__Challenge__.
Transcribe everything in the data word for word. Pictures are left out.

__Task input__.
******************************

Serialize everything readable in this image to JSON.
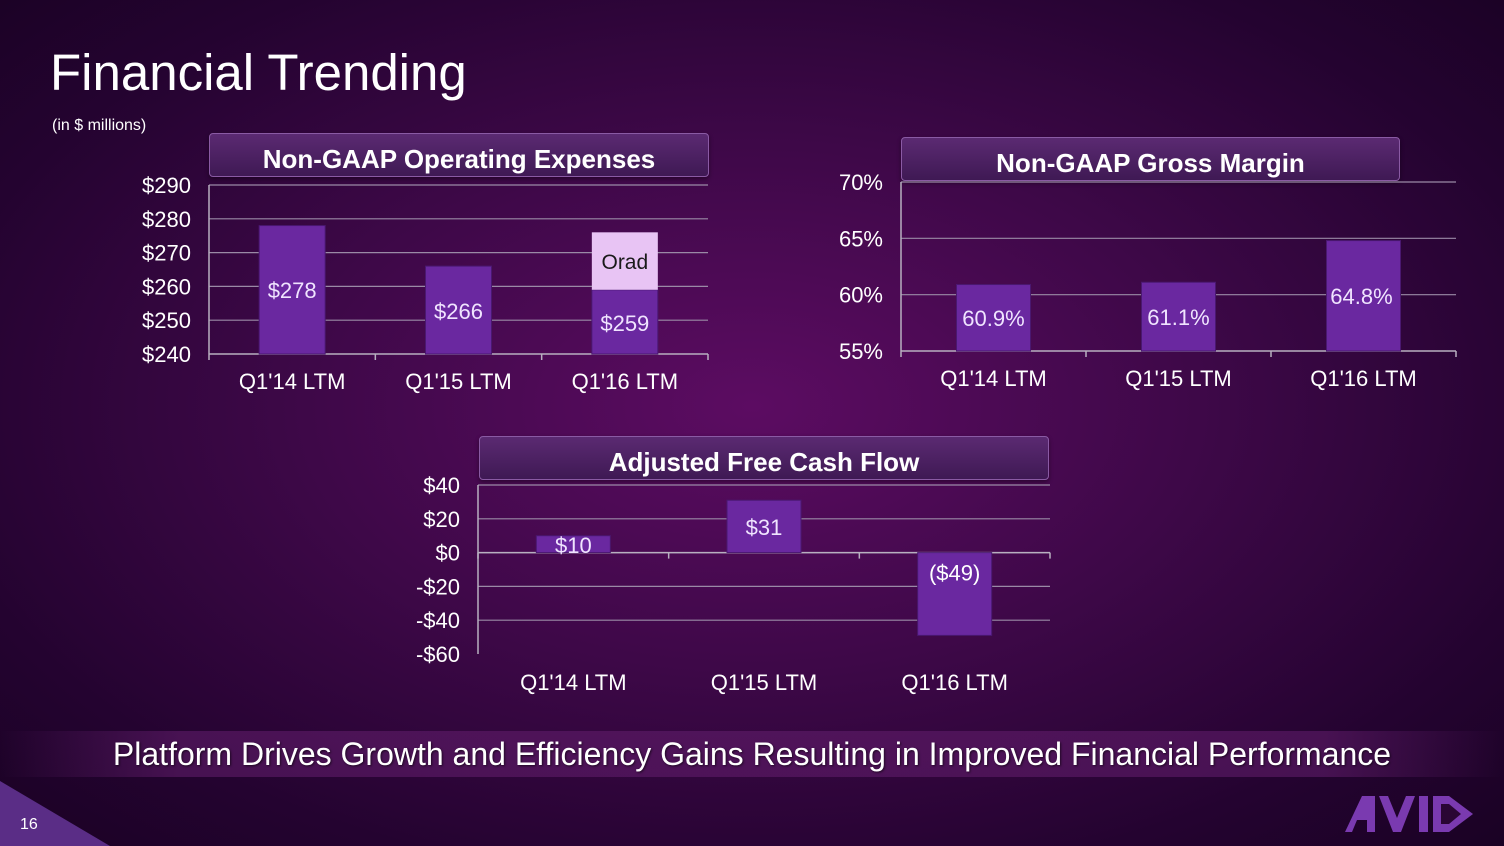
{
  "page": {
    "title": "Financial Trending",
    "subtitle": "(in $ millions)",
    "banner": "Platform Drives Growth and Efficiency Gains Resulting in Improved Financial Performance",
    "page_number": "16",
    "logo_icon": "avid-logo-icon"
  },
  "colors": {
    "bar": "#6a28a0",
    "bar_stacked": "#e8c4f4",
    "grid": "#9a8aa6",
    "axis": "#b8b0c0"
  },
  "chart_data": [
    {
      "id": "opex",
      "type": "bar",
      "title": "Non-GAAP Operating Expenses",
      "categories": [
        "Q1'14 LTM",
        "Q1'15 LTM",
        "Q1'16 LTM"
      ],
      "series": [
        {
          "values": [
            278,
            266,
            259
          ],
          "labels": [
            "$278",
            "$266",
            "$259"
          ]
        },
        {
          "name": "Orad",
          "values": [
            0,
            0,
            17
          ],
          "labels": [
            "",
            "",
            "Orad"
          ]
        }
      ],
      "ylim": [
        240,
        290
      ],
      "yticks": [
        240,
        250,
        260,
        270,
        280,
        290
      ],
      "ytick_labels": [
        "$240",
        "$250",
        "$260",
        "$270",
        "$280",
        "$290"
      ],
      "grid": true
    },
    {
      "id": "margin",
      "type": "bar",
      "title": "Non-GAAP Gross Margin",
      "categories": [
        "Q1'14 LTM",
        "Q1'15 LTM",
        "Q1'16 LTM"
      ],
      "series": [
        {
          "values": [
            60.9,
            61.1,
            64.8
          ],
          "labels": [
            "60.9%",
            "61.1%",
            "64.8%"
          ]
        }
      ],
      "ylim": [
        55,
        70
      ],
      "yticks": [
        55,
        60,
        65,
        70
      ],
      "ytick_labels": [
        "55%",
        "60%",
        "65%",
        "70%"
      ],
      "grid": true
    },
    {
      "id": "fcf",
      "type": "bar",
      "title": "Adjusted Free Cash Flow",
      "categories": [
        "Q1'14 LTM",
        "Q1'15 LTM",
        "Q1'16 LTM"
      ],
      "series": [
        {
          "values": [
            10,
            31,
            -49
          ],
          "labels": [
            "$10",
            "$31",
            "($49)"
          ]
        }
      ],
      "ylim": [
        -60,
        40
      ],
      "yticks": [
        -60,
        -40,
        -20,
        0,
        20,
        40
      ],
      "ytick_labels": [
        "-$60",
        "-$40",
        "-$20",
        "$0",
        "$20",
        "$40"
      ],
      "grid": true
    }
  ]
}
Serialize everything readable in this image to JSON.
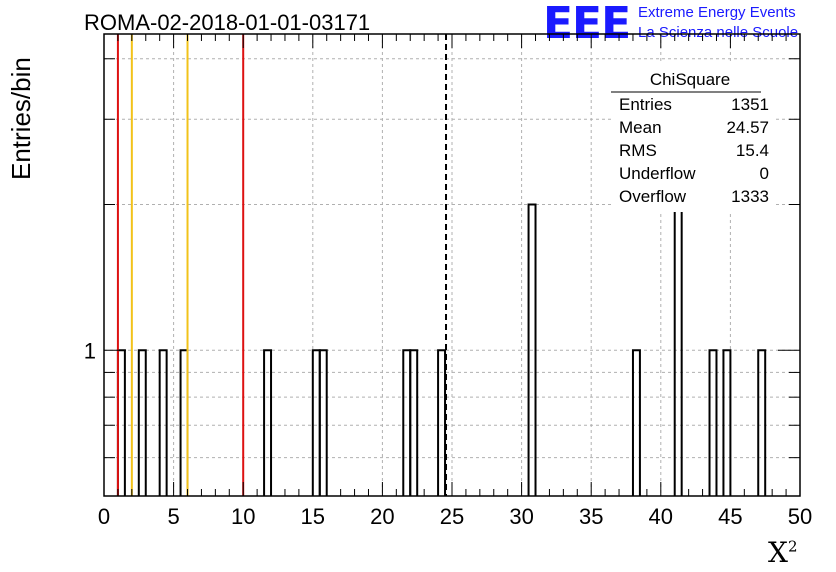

******************************

__Output below__.
Serialize everything readable in this image to JSON.
{
  "page": {
    "title": "Financial Trending",
    "subtitle": "(in $ millions)",
    "banner": "Platform Drives Growth and Efficiency Gains Resulting in Improved Financial Performance",
    "page_number": "16",
    "logo_icon": "avid-logo-icon"
  },
  "colors": {
    "bar": "#6a28a0",
    "bar_stacked": "#e8c4f4",
    "grid": "#9a8aa6",
    "axis": "#b8b0c0"
  },
  "chart_data": [
    {
      "id": "opex",
      "type": "bar",
      "title": "Non-GAAP Operating Expenses",
      "categories": [
        "Q1'14 LTM",
        "Q1'15 LTM",
        "Q1'16 LTM"
      ],
      "series": [
        {
          "values": [
            278,
            266,
            259
          ],
          "labels": [
            "$278",
            "$266",
            "$259"
          ]
        },
        {
          "name": "Orad",
          "values": [
            0,
            0,
            17
          ],
          "labels": [
            "",
            "",
            "Orad"
          ]
        }
      ],
      "ylim": [
        240,
        290
      ],
      "yticks": [
        240,
        250,
        260,
        270,
        280,
        290
      ],
      "ytick_labels": [
        "$240",
        "$250",
        "$260",
        "$270",
        "$280",
        "$290"
      ],
      "grid": true
    },
    {
      "id": "margin",
      "type": "bar",
      "title": "Non-GAAP Gross Margin",
      "categories": [
        "Q1'14 LTM",
        "Q1'15 LTM",
        "Q1'16 LTM"
      ],
      "series": [
        {
          "values": [
            60.9,
            61.1,
            64.8
          ],
          "labels": [
            "60.9%",
            "61.1%",
            "64.8%"
          ]
        }
      ],
      "ylim": [
        55,
        70
      ],
      "yticks": [
        55,
        60,
        65,
        70
      ],
      "ytick_labels": [
        "55%",
        "60%",
        "65%",
        "70%"
      ],
      "grid": true
    },
    {
      "id": "fcf",
      "type": "bar",
      "title": "Adjusted Free Cash Flow",
      "categories": [
        "Q1'14 LTM",
        "Q1'15 LTM",
        "Q1'16 LTM"
      ],
      "series": [
        {
          "values": [
            10,
            31,
            -49
          ],
          "labels": [
            "$10",
            "$31",
            "($49)"
          ]
        }
      ],
      "ylim": [
        -60,
        40
      ],
      "yticks": [
        -60,
        -40,
        -20,
        0,
        20,
        40
      ],
      "ytick_labels": [
        "-$60",
        "-$40",
        "-$20",
        "$0",
        "$20",
        "$40"
      ],
      "grid": true
    }
  ]
}
Serialize everything readable in this image to JSON.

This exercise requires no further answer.